====== DATA TO USE ======

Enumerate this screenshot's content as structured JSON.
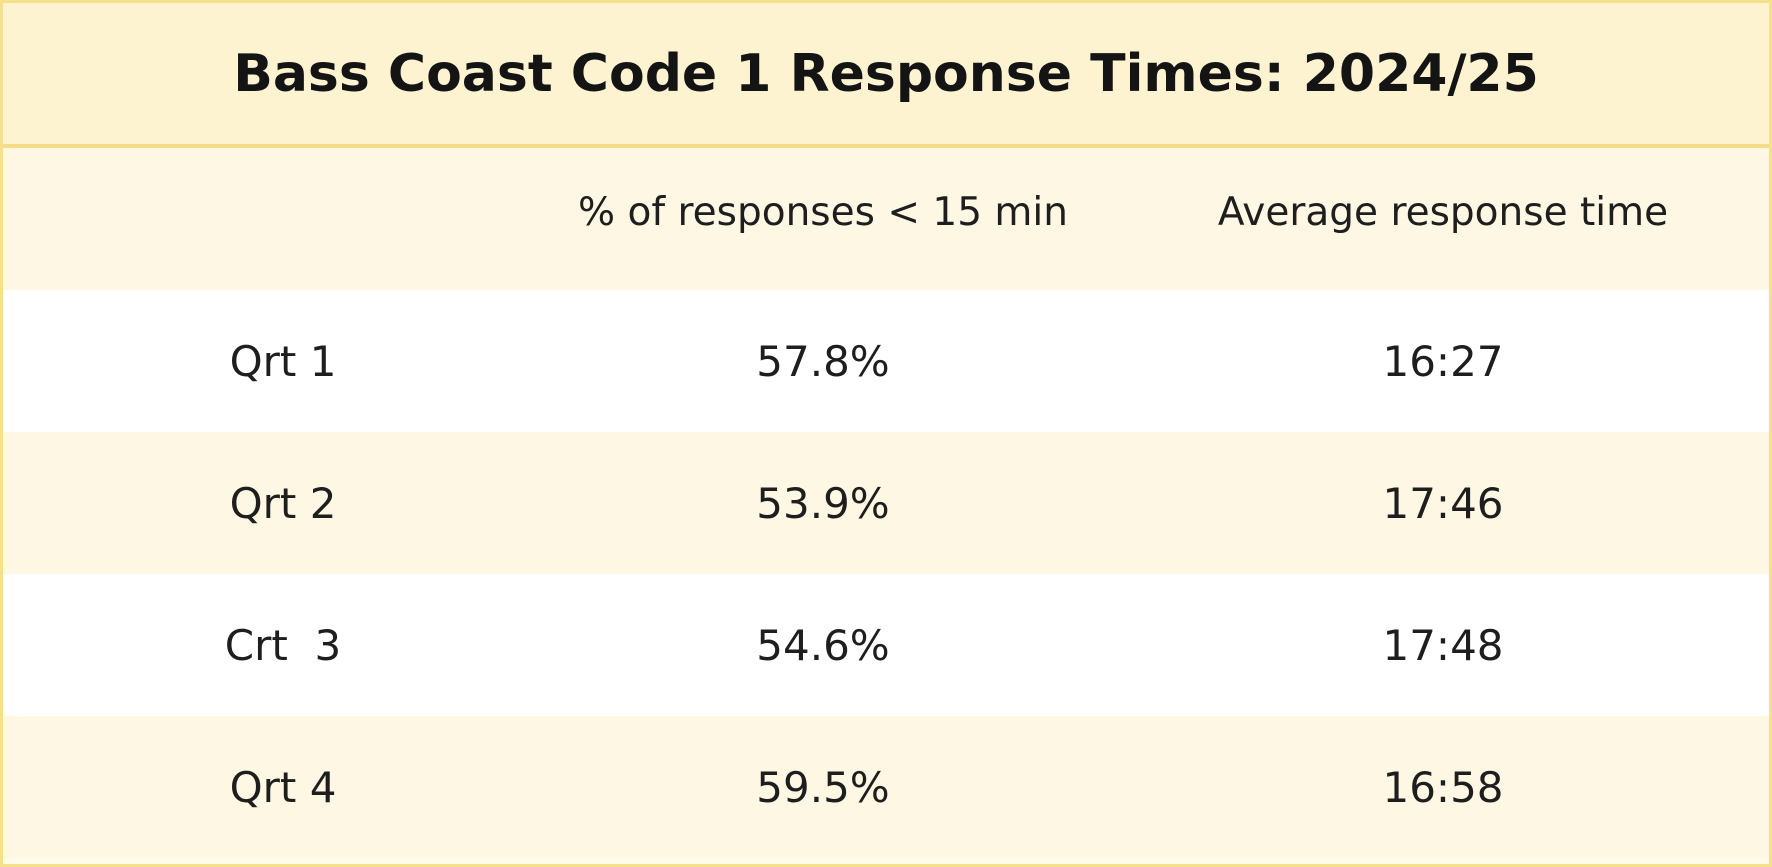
{
  "chart_data": {
    "type": "table",
    "title": "Bass Coast Code 1 Response Times: 2024/25",
    "columns": [
      "",
      "% of responses < 15 min",
      "Average response time"
    ],
    "rows": [
      {
        "label": "Qrt 1",
        "pct_under_15": "57.8%",
        "avg_time": "16:27"
      },
      {
        "label": "Qrt 2",
        "pct_under_15": "53.9%",
        "avg_time": "17:46"
      },
      {
        "label": "Crt  3",
        "pct_under_15": "54.6%",
        "avg_time": "17:48"
      },
      {
        "label": "Qrt 4",
        "pct_under_15": "59.5%",
        "avg_time": "16:58"
      }
    ]
  },
  "colors": {
    "border": "#f7e08c",
    "title_band": "#fdf3d0",
    "cream_row": "#fef7e4",
    "white_row": "#ffffff",
    "text": "#1e1e1e"
  }
}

======

WHAT THE TASK ASKS:
Gather up, from the records above, each line where the word "label" appears.

FINISHED TASK:
        "label": "Qrt 1",
        "label": "Qrt 2",
        "label": "Crt  3",
        "label": "Qrt 4",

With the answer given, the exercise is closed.